Kraftort für die geschundene Seele
Von der Abtei im saarländischen Tholey, den Fenstern von Gerhard Richter und neuem Aufbruch
Endlich dürfen sie schimmern und glänzen – besonders, wenn das Licht am frühen Morgen durch die Ostseite der Kirche in den Altarraum einfällt und dann den Gottesraum mit einem großen Farbenspiel erfüllt: Die „Richter-Fenster“sind eingebaut. Mit einer großen Eröffnungswoche ab Sonntag, dem 20. September, wollen die Benediktiner-Mönche der Abtei Tholey mit der breiten Öffentlichkeit endlich nicht nur diese eigens für die Kirche von einem der berühmtesten Künstler Deutschlands entworfenen Glasflächen feiern.
Seit Jahren laufen die Arbeiten an der Abtei St. Mauritius Tholey – die einzige ihrer Art im Saarland; erst der Garten, der Kirchturm und jetzt die von Grund auf renovierte Kirche. Dank zahlungskräftigen Unterstützern ist es gar gelungen, eben Gerhard Richter dafür zu gewinnen, nach seinem international Aufsehen erregenden Fenster im Kölner Dom 2007 auch die Fenster des Hauptchores der ältesten Abtei Deutschlands zu gestalten. Man sei ganz vorsichtig an diesen scheuen Mann von Weltrang, einen der höchstbezahlten zeitgenössischen Künstler, herangetreten – und habe letztendlich auch darum gebetet, Gehör zu finden, verrät Frater Wendelinus Naumann, der Mönch, der sich im Konvent um die Baustellenabwicklung kümmert. Und die Mönche wurden erhört.

- Aufgaben -
a - Welcher Mönch betreut laut dem Text über die Abtei Tholey im Konvent die Baustellenabwicklung?
b - Führe den Text über die Abtei Tholey im Anschluss an seinen letzten Satz weiter.

- Bereitgestelltes Material -

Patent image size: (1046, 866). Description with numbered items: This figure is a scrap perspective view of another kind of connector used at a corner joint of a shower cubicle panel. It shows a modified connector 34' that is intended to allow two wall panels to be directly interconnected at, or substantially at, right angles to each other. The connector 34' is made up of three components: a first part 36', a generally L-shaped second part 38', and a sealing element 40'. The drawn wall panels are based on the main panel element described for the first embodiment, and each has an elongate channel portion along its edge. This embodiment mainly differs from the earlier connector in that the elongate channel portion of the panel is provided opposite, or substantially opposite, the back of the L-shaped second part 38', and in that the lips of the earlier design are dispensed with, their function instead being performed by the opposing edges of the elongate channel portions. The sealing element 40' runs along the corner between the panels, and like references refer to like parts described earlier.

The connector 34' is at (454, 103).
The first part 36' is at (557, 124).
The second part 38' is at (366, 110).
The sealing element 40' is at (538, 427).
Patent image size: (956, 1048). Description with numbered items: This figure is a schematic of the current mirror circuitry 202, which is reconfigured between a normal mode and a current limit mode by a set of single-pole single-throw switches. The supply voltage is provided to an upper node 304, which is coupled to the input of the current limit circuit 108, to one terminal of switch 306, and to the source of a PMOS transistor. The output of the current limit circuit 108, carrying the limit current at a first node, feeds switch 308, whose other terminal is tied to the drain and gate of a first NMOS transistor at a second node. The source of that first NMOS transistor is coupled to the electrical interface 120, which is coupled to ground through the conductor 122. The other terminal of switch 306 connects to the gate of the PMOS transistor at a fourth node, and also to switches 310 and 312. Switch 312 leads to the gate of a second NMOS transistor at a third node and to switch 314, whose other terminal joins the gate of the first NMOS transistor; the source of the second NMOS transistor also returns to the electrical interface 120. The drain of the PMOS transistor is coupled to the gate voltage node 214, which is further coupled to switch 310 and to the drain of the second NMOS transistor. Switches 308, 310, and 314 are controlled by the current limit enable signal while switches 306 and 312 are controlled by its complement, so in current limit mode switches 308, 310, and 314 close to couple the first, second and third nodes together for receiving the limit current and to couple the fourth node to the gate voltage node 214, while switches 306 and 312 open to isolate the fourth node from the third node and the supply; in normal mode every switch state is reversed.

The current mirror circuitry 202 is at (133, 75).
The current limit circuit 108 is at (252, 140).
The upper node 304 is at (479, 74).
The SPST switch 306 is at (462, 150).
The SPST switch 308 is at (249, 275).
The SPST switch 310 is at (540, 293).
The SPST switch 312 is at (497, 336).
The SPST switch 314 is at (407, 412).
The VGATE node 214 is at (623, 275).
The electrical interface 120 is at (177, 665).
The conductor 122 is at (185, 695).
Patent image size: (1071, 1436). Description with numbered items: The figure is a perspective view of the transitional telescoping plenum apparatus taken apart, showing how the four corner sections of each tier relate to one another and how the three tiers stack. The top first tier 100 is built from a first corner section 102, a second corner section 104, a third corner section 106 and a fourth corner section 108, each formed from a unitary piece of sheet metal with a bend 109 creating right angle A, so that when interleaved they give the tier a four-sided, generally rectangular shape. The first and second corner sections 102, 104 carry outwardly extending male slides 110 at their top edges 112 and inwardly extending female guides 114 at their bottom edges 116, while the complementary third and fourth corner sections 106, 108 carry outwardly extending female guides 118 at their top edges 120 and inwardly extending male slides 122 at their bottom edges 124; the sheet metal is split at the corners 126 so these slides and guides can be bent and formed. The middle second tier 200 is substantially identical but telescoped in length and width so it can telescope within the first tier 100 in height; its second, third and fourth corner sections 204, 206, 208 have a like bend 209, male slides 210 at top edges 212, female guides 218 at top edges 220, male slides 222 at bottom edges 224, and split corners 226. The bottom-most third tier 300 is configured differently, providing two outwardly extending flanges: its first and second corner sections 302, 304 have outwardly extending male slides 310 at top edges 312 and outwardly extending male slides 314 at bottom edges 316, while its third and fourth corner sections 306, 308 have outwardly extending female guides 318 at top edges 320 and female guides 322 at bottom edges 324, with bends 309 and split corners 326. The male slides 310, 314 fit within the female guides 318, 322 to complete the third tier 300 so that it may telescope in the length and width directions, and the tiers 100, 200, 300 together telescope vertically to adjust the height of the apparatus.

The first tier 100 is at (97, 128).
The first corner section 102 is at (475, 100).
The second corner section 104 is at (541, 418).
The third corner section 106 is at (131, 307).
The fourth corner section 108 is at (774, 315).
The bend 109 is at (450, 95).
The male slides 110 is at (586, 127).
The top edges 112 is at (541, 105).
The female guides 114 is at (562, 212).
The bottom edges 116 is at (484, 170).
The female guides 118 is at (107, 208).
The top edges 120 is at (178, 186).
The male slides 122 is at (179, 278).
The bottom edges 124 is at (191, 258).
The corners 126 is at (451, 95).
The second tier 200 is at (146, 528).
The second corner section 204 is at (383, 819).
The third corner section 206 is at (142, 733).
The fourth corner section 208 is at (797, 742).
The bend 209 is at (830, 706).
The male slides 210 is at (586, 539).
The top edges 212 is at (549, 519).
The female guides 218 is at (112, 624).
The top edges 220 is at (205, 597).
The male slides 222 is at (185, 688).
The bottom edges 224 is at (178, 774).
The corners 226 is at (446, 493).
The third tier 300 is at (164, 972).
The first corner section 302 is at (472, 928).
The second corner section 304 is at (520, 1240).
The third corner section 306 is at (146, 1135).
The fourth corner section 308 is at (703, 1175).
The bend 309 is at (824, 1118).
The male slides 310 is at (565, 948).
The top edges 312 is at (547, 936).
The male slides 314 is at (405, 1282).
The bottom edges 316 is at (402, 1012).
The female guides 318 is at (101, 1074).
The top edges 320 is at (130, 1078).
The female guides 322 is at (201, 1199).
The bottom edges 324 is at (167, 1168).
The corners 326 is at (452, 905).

- Antworten -
a - Frater Wendelinus Naumann.

b -
Diese Fenster seien ein „Weltereignis“betont die Abtei in ihrer Pressemitteilung selbstbewusst – und es stimmt: Selten stand sie in den letzten Jahrzehnten so öffentlich im Mittelpunkt wie jetzt. „Diese Fenster werden den Hintergrund für die ganze Liturgie darstellen. Ich finde es wunderbar, dass das letzte Geheimnis, also das Gottesgeheimnis, das letzte Mysterium
nicht figürlich dargestellt wird. Denn es ist zutiefst christlich, dass wir in diesem Leben kein Bild von Gott haben“, sagt Frater Wendelinus.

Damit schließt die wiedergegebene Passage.